Count the lines in the records below that contain the string "base", matching case exactly, and give only that number.

==== PROVIDED RECORDS ====

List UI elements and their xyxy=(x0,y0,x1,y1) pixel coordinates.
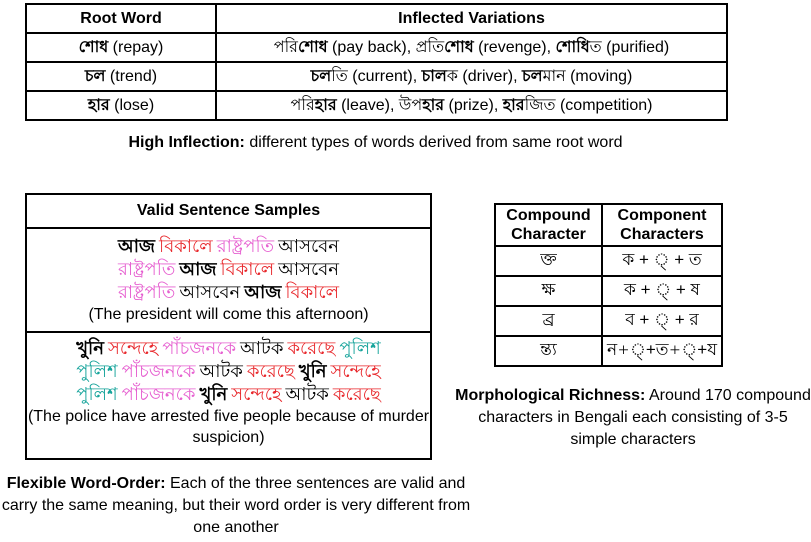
component-characters: ক + ্ + ষ xyxy=(602,276,722,306)
sentence-line xyxy=(27,360,430,383)
sentence-word: পুলিশ xyxy=(76,384,118,404)
sentence-line xyxy=(27,337,430,360)
sentence-word: করেছে xyxy=(246,361,295,381)
root-part: হার xyxy=(314,97,337,114)
sentence-word: রাষ্ট্রপতি xyxy=(216,236,275,256)
sentence-word: করেছে xyxy=(287,338,336,358)
inflection-row xyxy=(26,62,727,91)
component-characters: ব + ্ + র xyxy=(602,306,722,336)
root-word-cell xyxy=(26,62,216,91)
inflection-row xyxy=(26,91,727,120)
inflected-variations-cell xyxy=(216,91,727,120)
sentence-word: আসবেন xyxy=(278,259,340,279)
sentence-word: আসবেন xyxy=(278,236,340,256)
root-word: শোধ xyxy=(78,39,109,56)
affix-part: মান (moving) xyxy=(542,68,633,85)
sentence-word: পুলিশ xyxy=(76,361,118,381)
sentence-word: বিকালে xyxy=(159,236,213,256)
word-order-caption-title: Flexible Word-Order: xyxy=(6,475,166,492)
morphology-caption xyxy=(455,385,811,451)
root-part: শোধি xyxy=(555,39,590,56)
sentence-word: আসবেন xyxy=(179,282,241,302)
component-characters: ন+্+ত+্+য xyxy=(602,336,722,366)
root-word: হার xyxy=(87,97,110,114)
sentence-word: পাঁচজনকে xyxy=(162,338,237,358)
inflected-variations-cell xyxy=(216,62,727,91)
sentence-translation: (The police have arrested five people because of murder suspicion) xyxy=(27,408,430,446)
inflection-caption-title: High Inflection: xyxy=(128,134,245,151)
sentence-word: করেছে xyxy=(332,384,381,404)
sentence-samples-box xyxy=(25,193,432,460)
inflected-variations-cell xyxy=(216,33,727,62)
compound-row xyxy=(495,246,722,276)
sentence-word: আটক xyxy=(240,338,284,358)
sentence-word: আজ xyxy=(179,259,217,279)
sentence-word: সন্দেহে xyxy=(330,361,381,381)
affix-part: পরি xyxy=(273,39,298,56)
sentence-translation: (The president will come this afternoon) xyxy=(88,306,369,323)
root-part: হার xyxy=(502,97,525,114)
root-word-cell xyxy=(26,33,216,62)
compound-character: ক্ষ xyxy=(495,276,602,306)
sentence-samples-title: Valid Sentence Samples xyxy=(27,195,430,229)
affix-part: (pay back), xyxy=(327,39,416,56)
sentence-word: খুনি xyxy=(199,384,228,404)
inflected-variations-header: Inflected Variations xyxy=(216,4,727,33)
root-word-cell xyxy=(26,91,216,120)
inflection-table xyxy=(25,3,728,121)
inflection-header-row xyxy=(26,4,727,33)
compound-character: ক্ত xyxy=(495,246,602,276)
sentence-group-1 xyxy=(27,235,430,325)
affix-part: (prize), xyxy=(444,97,503,114)
morphology-caption-title: Morphological Richness: xyxy=(455,387,646,404)
component-characters: ক + ্ + ত xyxy=(602,246,722,276)
sentence-word: রাষ্ট্রপতি xyxy=(117,259,176,279)
affix-part: (leave), xyxy=(336,97,399,114)
affix-part: তি (current), xyxy=(331,68,422,85)
root-part: চাল xyxy=(421,68,447,85)
component-characters-header: Component Characters xyxy=(602,204,722,246)
word-order-caption-text: Each of the three sentences are valid and carry the same meaning, but their word order is very different from one another xyxy=(1,475,471,536)
sentence-word: বিকালে xyxy=(220,259,275,279)
affix-part: প্রতি xyxy=(415,39,445,56)
sentence-word: পুলিশ xyxy=(339,338,381,358)
sentence-word: আটক xyxy=(199,361,243,381)
affix-part: ত (purified) xyxy=(589,39,670,56)
sentence-line xyxy=(27,235,430,258)
compound-row xyxy=(495,276,722,306)
root-word: চল xyxy=(84,68,106,85)
sentence-word: আটক xyxy=(285,384,329,404)
root-word-header: Root Word xyxy=(26,4,216,33)
sentence-word: খুনি xyxy=(298,361,327,381)
sentence-word: পাঁচজনকে xyxy=(121,384,196,404)
compound-row xyxy=(495,306,722,336)
sentence-line xyxy=(27,281,430,304)
compound-character-table xyxy=(494,203,723,367)
sentence-word: বিকালে xyxy=(285,282,340,302)
root-meaning: (repay) xyxy=(108,39,164,56)
sentence-line xyxy=(27,258,430,281)
compound-character-header: Compound Character xyxy=(495,204,602,246)
affix-part: উপ xyxy=(398,97,423,114)
inflection-caption-text: different types of words derived from same root word xyxy=(244,134,623,151)
root-part: চল xyxy=(310,68,332,85)
word-order-caption xyxy=(0,473,472,539)
sentence-word: পাঁচজনকে xyxy=(121,361,196,381)
compound-table-body xyxy=(495,246,722,366)
sentence-word: আজ xyxy=(117,236,156,256)
root-meaning: (trend) xyxy=(105,68,158,85)
sentence-word: আজ xyxy=(244,282,282,302)
root-part: শোধ xyxy=(444,39,474,56)
inflection-caption xyxy=(0,134,751,152)
affix-part: (revenge), xyxy=(473,39,556,56)
compound-header-row xyxy=(495,204,722,246)
affix-part: পরি xyxy=(290,97,315,114)
sentence-word: সন্দেহে xyxy=(107,338,159,358)
inflection-row xyxy=(26,33,727,62)
affix-part: জিত (competition) xyxy=(524,97,653,114)
sentence-word: রাষ্ট্রপতি xyxy=(117,282,176,302)
morphology-caption-text: Around 170 compound characters in Bengali each consisting of 3-5 simple characters xyxy=(478,387,811,448)
root-part: শোধ xyxy=(297,39,328,56)
affix-part: ক (driver), xyxy=(446,68,522,85)
root-meaning: (lose) xyxy=(109,97,155,114)
root-part: চল xyxy=(522,68,543,85)
root-part: হার xyxy=(422,97,445,114)
sentence-group-2 xyxy=(27,331,430,448)
compound-character: ন্ত্য xyxy=(495,336,602,366)
compound-character: ব্র xyxy=(495,306,602,336)
sentence-word: সন্দেহে xyxy=(231,384,282,404)
inflection-table-body xyxy=(26,33,727,120)
sentence-line xyxy=(27,383,430,406)
compound-row xyxy=(495,336,722,366)
sentence-word: খুনি xyxy=(76,338,104,358)
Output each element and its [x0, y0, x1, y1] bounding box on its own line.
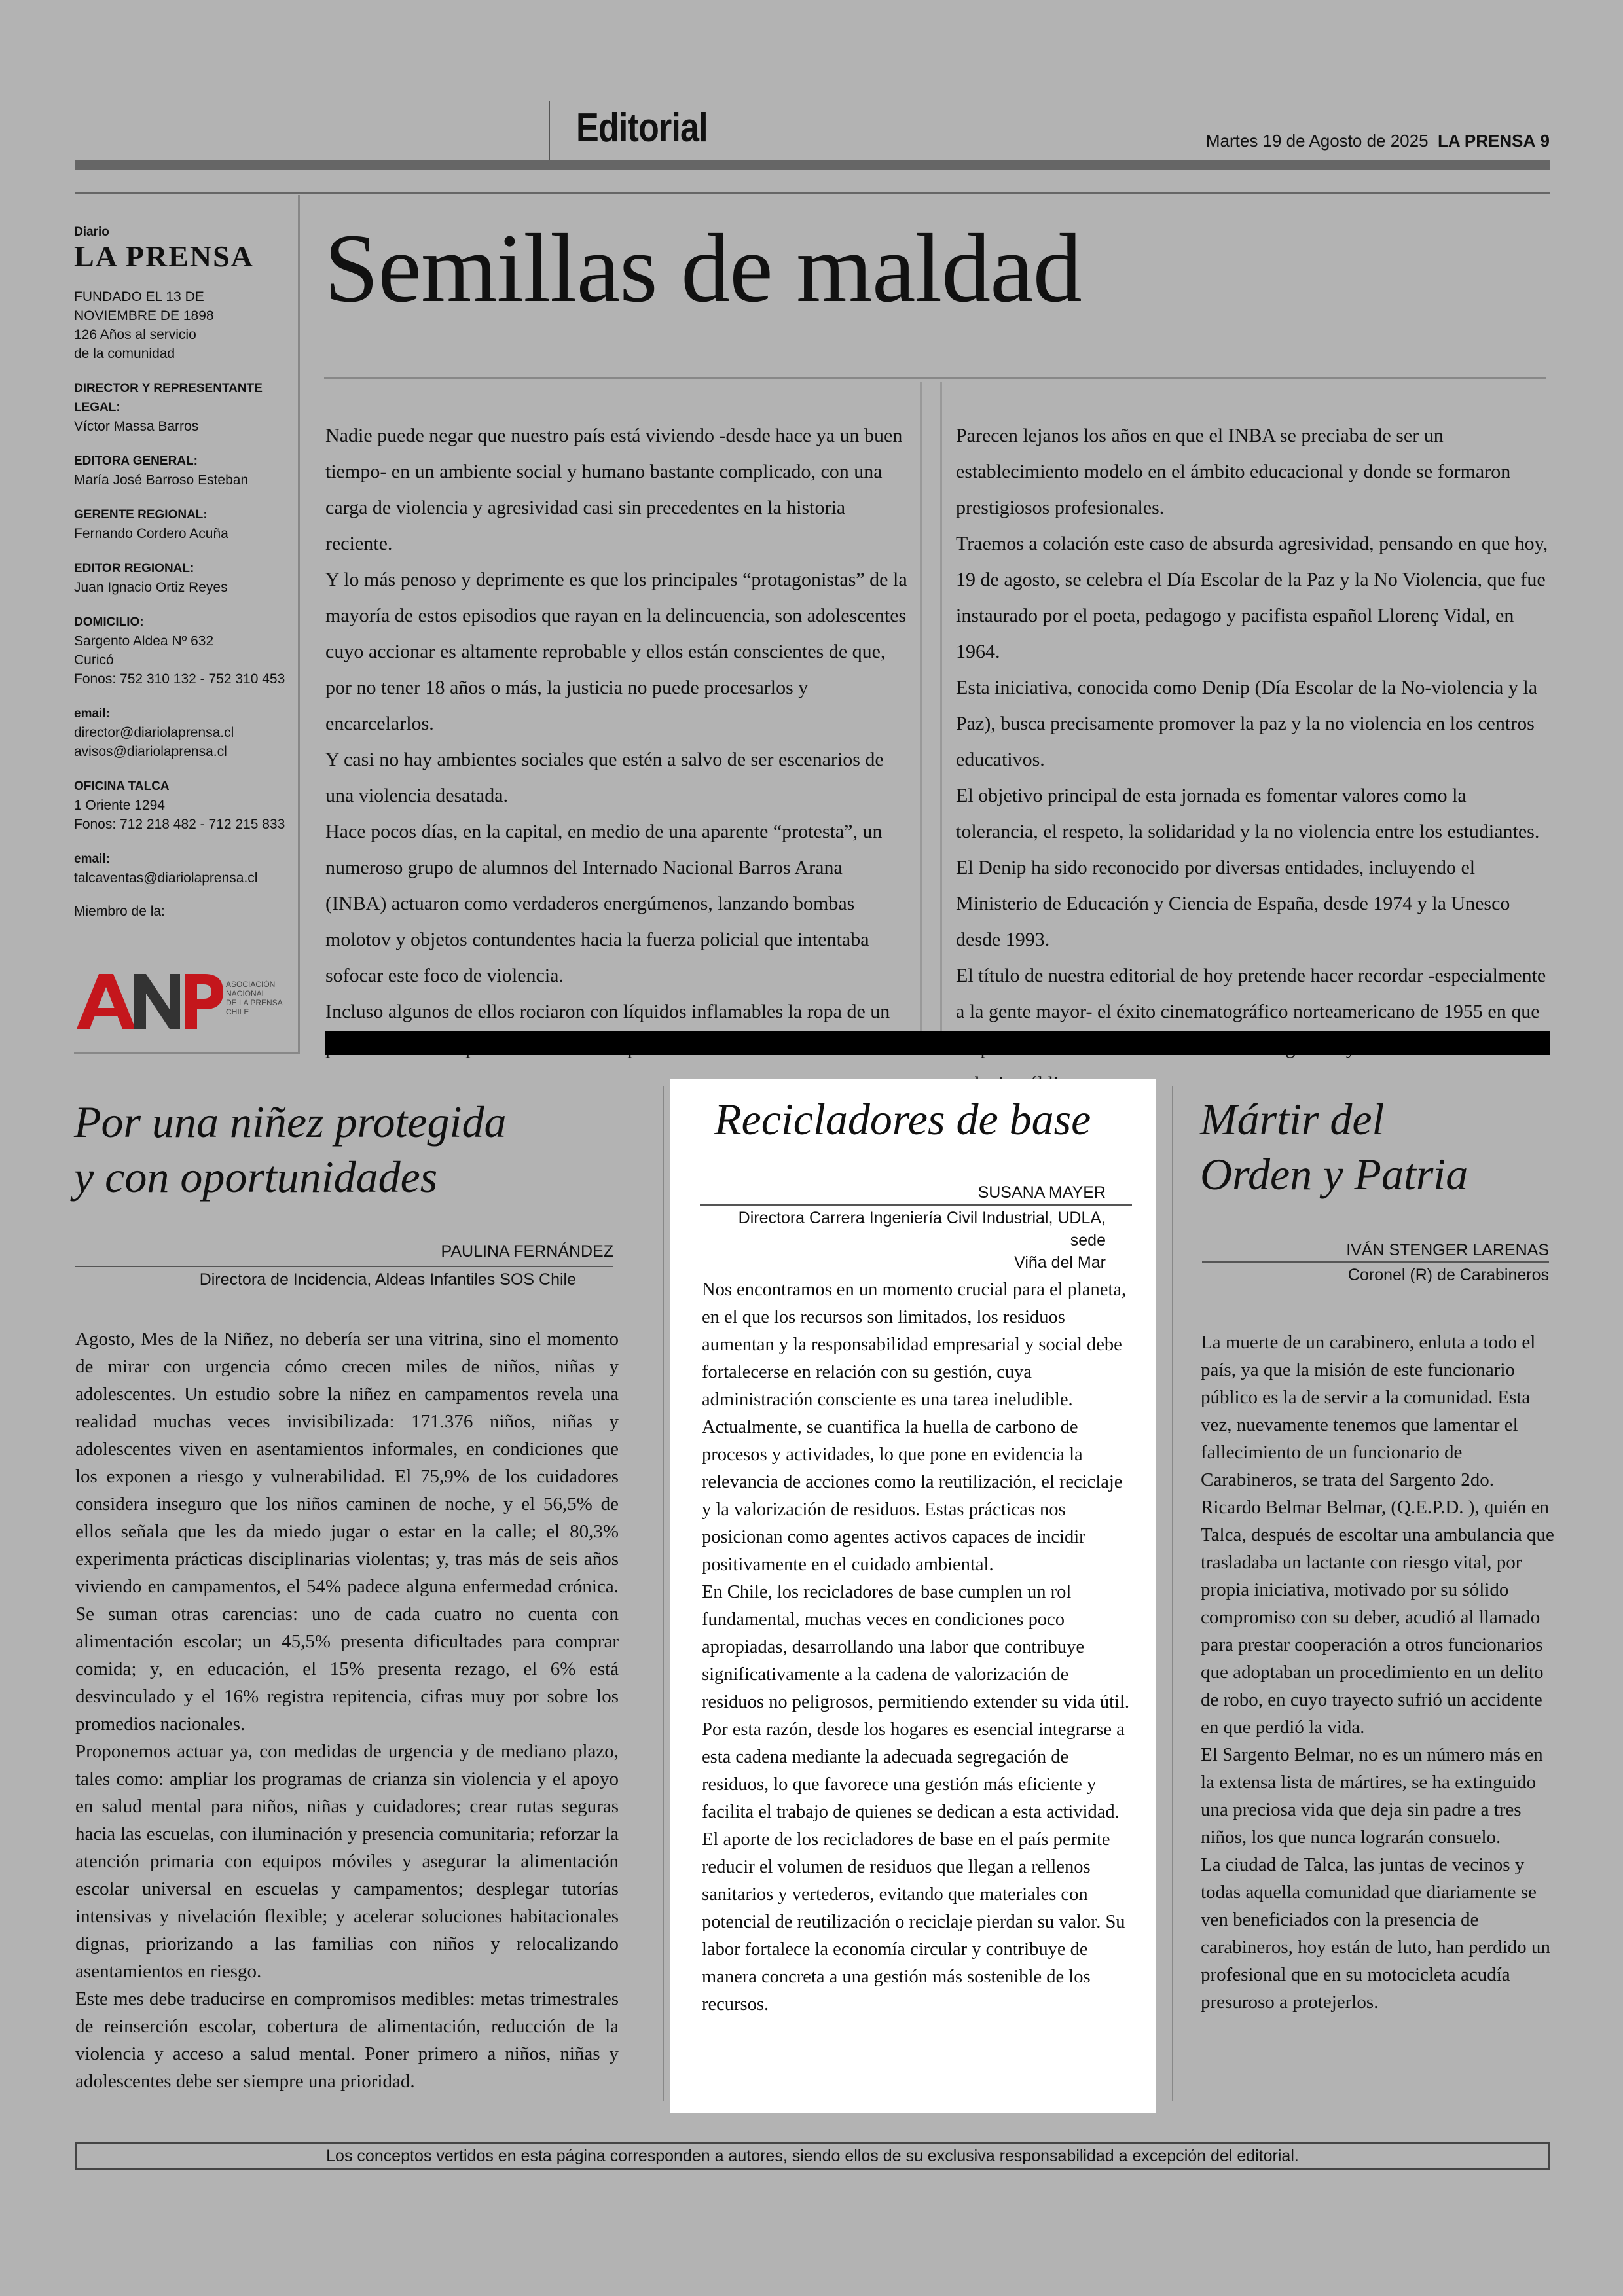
sidebar-divider	[298, 195, 300, 1054]
anp-logo-text: NACIONAL	[226, 989, 266, 998]
email-label: email:	[74, 707, 110, 721]
staff-label: GERENTE REGIONAL:	[74, 508, 208, 522]
article-title-line: Recicladores de base	[714, 1094, 1091, 1144]
page-number: 9	[1540, 131, 1550, 151]
paragraph: El aporte de los recicladores de base en el país permite reducir el volumen de residuos que llegan a rellenos sanitarios y vertederos, evitando que materiales con potencial de reutilización o reciclaje pierdan su valor. Su labor fortalece la economía circular y contribuye de manera concreta a una gestión más sostenible de los recursos.	[702, 1829, 1125, 2015]
masthead	[74, 223, 290, 921]
anp-logo	[74, 969, 283, 1037]
talca-email-link[interactable]: talcaventas@diariolaprensa.cl	[74, 870, 258, 886]
article-title	[74, 1094, 637, 1204]
header-rule	[75, 192, 1550, 194]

====

▶ [TASK ANSWER]
2